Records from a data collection
------------------------------------------------
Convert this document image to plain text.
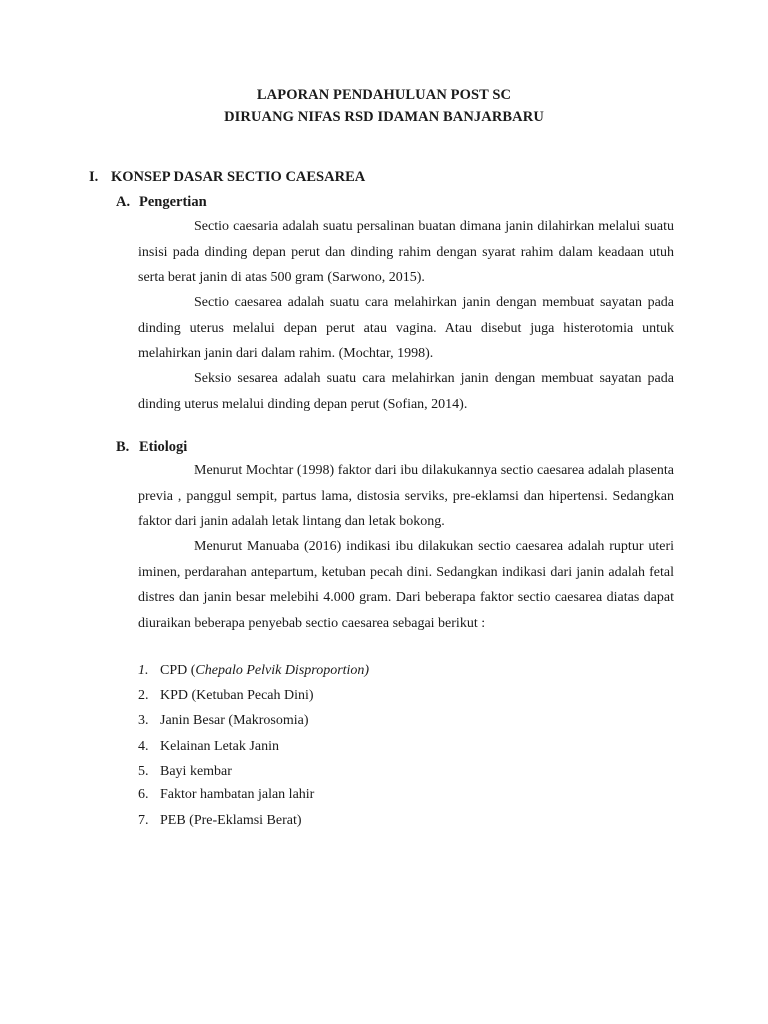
LAPORAN PENDAHULUAN POST SC
DIRUANG NIFAS RSD IDAMAN BANJARBARU
I. KONSEP DASAR SECTIO CAESAREA
A. Pengertian

Sectio caesaria adalah suatu persalinan buatan dimana janin dilahirkan melalui suatu insisi pada dinding depan perut dan dinding rahim dengan syarat rahim dalam keadaan utuh serta berat janin di atas 500 gram (Sarwono, 2015).

Sectio caesarea adalah suatu cara melahirkan janin dengan membuat sayatan pada dinding uterus melalui depan perut atau vagina. Atau disebut juga histerotomia untuk melahirkan janin dari dalam rahim. (Mochtar, 1998).

Seksio sesarea adalah suatu cara melahirkan janin dengan membuat sayatan pada dinding uterus melalui dinding depan perut (Sofian, 2014).

B. Etiologi

Menurut Mochtar (1998) faktor dari ibu dilakukannya sectio caesarea adalah plasenta previa , panggul sempit, partus lama, distosia serviks, pre-eklamsi dan hipertensi. Sedangkan faktor dari janin adalah letak lintang dan letak bokong.

Menurut Manuaba (2016) indikasi ibu dilakukan sectio caesarea adalah ruptur uteri iminen, perdarahan antepartum, ketuban pecah dini. Sedangkan indikasi dari janin adalah fetal distres dan janin besar melebihi 4.000 gram. Dari beberapa faktor sectio caesarea diatas dapat diuraikan beberapa penyebab sectio caesarea sebagai berikut :

1. CPD (Chepalo Pelvik Disproportion)
2. KPD (Ketuban Pecah Dini)
3. Janin Besar (Makrosomia)
4. Kelainan Letak Janin
5. Bayi kembar
6. Faktor hambatan jalan lahir
7. PEB (Pre-Eklamsi Berat)
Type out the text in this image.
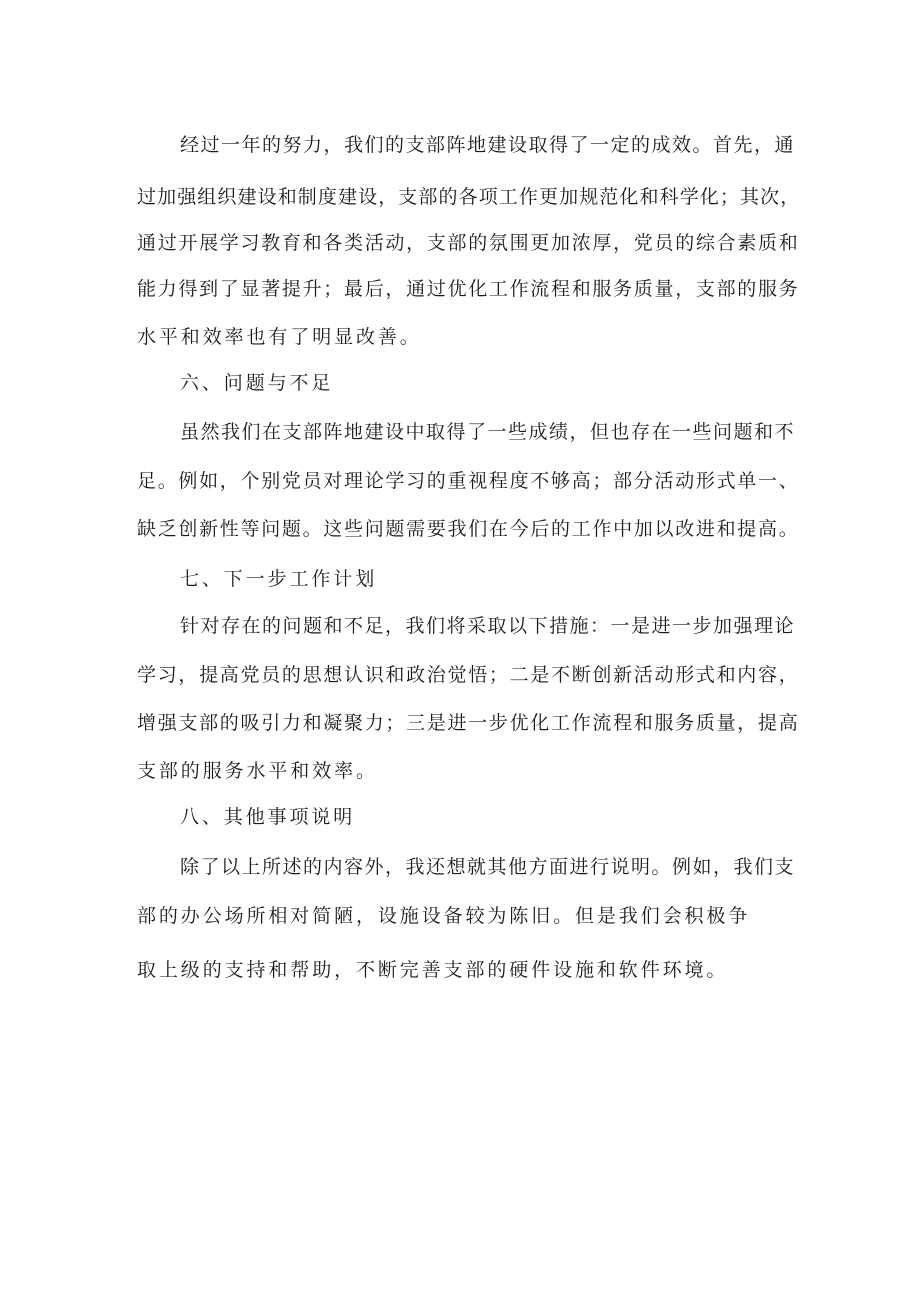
经过一年的努力，我们的支部阵地建设取得了一定的成效。首先，通

过加强组织建设和制度建设，支部的各项工作更加规范化和科学化；其次，

通过开展学习教育和各类活动，支部的氛围更加浓厚，党员的综合素质和

能力得到了显著提升；最后，通过优化工作流程和服务质量，支部的服务

水平和效率也有了明显改善。

六、问题与不足

虽然我们在支部阵地建设中取得了一些成绩，但也存在一些问题和不

足。例如，个别党员对理论学习的重视程度不够高；部分活动形式单一、

缺乏创新性等问题。这些问题需要我们在今后的工作中加以改进和提高。

七、下一步工作计划

针对存在的问题和不足，我们将采取以下措施：一是进一步加强理论

学习，提高党员的思想认识和政治觉悟；二是不断创新活动形式和内容，

增强支部的吸引力和凝聚力；三是进一步优化工作流程和服务质量，提高

支部的服务水平和效率。

八、其他事项说明

除了以上所述的内容外，我还想就其他方面进行说明。例如，我们支

部的办公场所相对简陋，设施设备较为陈旧。但是我们会积极争

取上级的支持和帮助，不断完善支部的硬件设施和软件环境。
------------------------------------------------
## Task statement:
Extract from the data every line where "suatu" shows up.

## Exercise solution:
Sectio caesaria adalah suatu persalinan buatan dimana janin dilahirkan melalui suatu insisi pada dinding depan perut dan dinding rahim dengan syarat rahim dalam keadaan utuh serta berat janin di atas 500 gram (Sarwono, 2015).
Sectio caesarea adalah suatu cara melahirkan janin dengan membuat sayatan pada dinding uterus melalui depan perut atau vagina. Atau disebut juga histerotomia untuk melahirkan janin dari dalam rahim. (Mochtar, 1998).
Seksio sesarea adalah suatu cara melahirkan janin dengan membuat sayatan pada dinding uterus melalui dinding depan perut (Sofian, 2014).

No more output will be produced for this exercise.